THE PROBLEM: Only the number is wanted: how many lines contain "giáp"?

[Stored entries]
★ ★ ★
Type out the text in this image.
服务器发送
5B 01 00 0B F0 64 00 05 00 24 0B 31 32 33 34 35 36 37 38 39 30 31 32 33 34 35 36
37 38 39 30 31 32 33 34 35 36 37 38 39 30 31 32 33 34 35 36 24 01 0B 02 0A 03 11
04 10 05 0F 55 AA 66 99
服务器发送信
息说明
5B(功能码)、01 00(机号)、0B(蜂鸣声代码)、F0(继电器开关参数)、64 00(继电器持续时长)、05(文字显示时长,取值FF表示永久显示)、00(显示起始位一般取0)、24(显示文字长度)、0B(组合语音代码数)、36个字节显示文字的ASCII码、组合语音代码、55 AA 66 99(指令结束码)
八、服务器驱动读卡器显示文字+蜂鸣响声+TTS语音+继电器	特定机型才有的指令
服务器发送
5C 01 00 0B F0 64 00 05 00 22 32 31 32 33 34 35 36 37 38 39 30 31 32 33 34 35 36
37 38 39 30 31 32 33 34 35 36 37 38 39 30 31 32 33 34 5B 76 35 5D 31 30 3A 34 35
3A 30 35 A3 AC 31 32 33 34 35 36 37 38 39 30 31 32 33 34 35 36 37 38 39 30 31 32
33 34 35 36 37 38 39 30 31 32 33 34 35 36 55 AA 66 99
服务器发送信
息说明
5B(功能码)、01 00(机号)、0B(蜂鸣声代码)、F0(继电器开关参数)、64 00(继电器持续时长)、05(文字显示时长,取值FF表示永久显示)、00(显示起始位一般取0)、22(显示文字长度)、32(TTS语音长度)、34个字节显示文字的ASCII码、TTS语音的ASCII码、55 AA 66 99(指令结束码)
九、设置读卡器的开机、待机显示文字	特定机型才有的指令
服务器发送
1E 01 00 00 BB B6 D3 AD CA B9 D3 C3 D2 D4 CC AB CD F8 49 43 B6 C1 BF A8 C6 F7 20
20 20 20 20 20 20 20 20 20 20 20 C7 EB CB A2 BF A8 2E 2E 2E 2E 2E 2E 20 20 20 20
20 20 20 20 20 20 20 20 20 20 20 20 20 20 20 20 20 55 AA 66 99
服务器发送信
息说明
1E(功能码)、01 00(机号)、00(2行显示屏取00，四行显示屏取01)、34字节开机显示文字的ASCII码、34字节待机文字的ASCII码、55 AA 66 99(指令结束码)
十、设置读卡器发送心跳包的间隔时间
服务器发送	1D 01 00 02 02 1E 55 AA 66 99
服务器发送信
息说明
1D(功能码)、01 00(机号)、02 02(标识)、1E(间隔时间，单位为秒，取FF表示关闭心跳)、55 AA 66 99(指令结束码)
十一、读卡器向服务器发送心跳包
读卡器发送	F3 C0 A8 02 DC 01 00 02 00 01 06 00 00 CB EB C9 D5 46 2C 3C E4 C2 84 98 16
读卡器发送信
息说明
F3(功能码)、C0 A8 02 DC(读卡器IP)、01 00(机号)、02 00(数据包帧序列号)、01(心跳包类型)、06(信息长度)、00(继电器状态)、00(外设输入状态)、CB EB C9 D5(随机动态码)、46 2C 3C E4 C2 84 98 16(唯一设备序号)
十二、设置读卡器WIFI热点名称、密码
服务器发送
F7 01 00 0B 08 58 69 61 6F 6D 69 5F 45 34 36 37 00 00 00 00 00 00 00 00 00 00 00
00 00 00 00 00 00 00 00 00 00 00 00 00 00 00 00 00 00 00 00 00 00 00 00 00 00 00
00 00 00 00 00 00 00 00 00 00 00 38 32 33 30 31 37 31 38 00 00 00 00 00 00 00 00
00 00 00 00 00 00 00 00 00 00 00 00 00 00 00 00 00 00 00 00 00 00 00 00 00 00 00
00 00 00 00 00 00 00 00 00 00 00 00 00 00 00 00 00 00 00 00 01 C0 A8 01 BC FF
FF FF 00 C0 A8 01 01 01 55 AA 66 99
★ ★ ★
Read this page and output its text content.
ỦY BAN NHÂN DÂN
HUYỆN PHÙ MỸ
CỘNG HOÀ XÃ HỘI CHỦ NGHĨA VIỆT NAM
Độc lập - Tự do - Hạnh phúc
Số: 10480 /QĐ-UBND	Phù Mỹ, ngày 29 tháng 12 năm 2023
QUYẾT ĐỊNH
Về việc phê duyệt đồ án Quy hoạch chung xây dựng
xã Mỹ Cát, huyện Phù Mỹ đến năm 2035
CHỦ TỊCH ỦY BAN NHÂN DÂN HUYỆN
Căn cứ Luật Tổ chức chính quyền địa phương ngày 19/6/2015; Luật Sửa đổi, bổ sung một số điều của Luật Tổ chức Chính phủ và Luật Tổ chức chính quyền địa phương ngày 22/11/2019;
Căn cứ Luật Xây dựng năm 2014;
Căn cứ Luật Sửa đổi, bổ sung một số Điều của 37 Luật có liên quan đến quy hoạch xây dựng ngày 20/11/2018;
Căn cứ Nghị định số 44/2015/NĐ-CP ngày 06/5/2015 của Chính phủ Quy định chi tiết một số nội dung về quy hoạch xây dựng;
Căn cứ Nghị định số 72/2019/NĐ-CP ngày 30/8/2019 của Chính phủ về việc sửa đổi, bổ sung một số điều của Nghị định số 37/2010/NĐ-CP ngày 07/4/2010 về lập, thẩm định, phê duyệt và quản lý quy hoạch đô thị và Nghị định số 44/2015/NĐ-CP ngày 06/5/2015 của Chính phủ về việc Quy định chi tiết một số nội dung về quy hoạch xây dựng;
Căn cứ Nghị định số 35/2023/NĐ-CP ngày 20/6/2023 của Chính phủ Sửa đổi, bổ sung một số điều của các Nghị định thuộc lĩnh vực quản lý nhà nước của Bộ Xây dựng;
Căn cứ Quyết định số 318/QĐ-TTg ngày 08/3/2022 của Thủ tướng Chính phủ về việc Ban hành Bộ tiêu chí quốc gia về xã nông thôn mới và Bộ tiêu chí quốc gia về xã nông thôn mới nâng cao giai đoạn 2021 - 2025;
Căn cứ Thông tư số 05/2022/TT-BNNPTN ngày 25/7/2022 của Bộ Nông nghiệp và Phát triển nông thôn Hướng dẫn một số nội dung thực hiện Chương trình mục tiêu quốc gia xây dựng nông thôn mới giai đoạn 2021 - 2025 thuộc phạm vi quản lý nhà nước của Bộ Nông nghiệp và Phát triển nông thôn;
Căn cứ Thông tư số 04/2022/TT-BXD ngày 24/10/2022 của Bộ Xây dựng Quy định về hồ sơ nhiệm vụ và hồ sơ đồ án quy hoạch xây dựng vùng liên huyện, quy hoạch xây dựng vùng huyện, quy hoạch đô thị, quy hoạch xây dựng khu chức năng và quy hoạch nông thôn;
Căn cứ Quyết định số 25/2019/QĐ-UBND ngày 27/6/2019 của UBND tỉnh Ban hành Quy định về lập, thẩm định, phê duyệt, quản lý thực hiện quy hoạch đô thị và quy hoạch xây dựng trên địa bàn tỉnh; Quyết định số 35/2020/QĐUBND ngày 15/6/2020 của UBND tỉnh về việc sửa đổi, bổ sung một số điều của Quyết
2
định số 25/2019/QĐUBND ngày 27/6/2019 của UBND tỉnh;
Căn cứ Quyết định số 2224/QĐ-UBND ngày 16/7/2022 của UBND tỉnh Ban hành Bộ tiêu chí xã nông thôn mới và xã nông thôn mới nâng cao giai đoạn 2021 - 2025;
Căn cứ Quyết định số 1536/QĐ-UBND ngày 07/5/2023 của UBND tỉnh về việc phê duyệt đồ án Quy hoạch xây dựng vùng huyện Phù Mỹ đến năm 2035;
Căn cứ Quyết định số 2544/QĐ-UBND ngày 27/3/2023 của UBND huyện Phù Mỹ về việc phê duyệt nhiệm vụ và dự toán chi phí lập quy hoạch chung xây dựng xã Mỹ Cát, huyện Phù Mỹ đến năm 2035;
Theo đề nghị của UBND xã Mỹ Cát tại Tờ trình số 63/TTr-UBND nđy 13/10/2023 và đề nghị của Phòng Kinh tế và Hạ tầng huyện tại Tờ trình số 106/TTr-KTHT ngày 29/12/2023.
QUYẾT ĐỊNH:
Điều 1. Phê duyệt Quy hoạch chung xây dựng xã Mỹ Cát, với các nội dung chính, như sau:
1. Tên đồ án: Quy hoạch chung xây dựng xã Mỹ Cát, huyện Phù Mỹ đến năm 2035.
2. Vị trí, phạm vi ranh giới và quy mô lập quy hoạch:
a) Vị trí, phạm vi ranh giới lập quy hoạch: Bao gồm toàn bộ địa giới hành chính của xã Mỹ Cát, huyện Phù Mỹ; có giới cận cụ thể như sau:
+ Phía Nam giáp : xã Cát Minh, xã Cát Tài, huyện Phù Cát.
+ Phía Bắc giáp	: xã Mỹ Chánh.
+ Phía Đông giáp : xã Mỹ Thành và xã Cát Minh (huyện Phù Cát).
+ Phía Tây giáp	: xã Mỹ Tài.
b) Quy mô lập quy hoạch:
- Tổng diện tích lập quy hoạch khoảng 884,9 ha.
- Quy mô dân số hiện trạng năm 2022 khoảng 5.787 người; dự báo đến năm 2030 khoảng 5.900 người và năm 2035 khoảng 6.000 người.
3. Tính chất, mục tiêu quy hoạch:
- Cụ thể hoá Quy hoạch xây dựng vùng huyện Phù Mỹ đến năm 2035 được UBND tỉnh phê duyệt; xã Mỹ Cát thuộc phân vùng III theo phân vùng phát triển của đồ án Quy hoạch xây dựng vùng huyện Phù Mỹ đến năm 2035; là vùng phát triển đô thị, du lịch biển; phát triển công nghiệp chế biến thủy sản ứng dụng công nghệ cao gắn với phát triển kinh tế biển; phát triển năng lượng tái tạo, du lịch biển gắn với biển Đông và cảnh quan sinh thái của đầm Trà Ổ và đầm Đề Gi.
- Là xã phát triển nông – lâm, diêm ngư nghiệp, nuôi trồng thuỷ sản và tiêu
★ ★ ★
OUTPUT FOR THIS EXERCISE: 4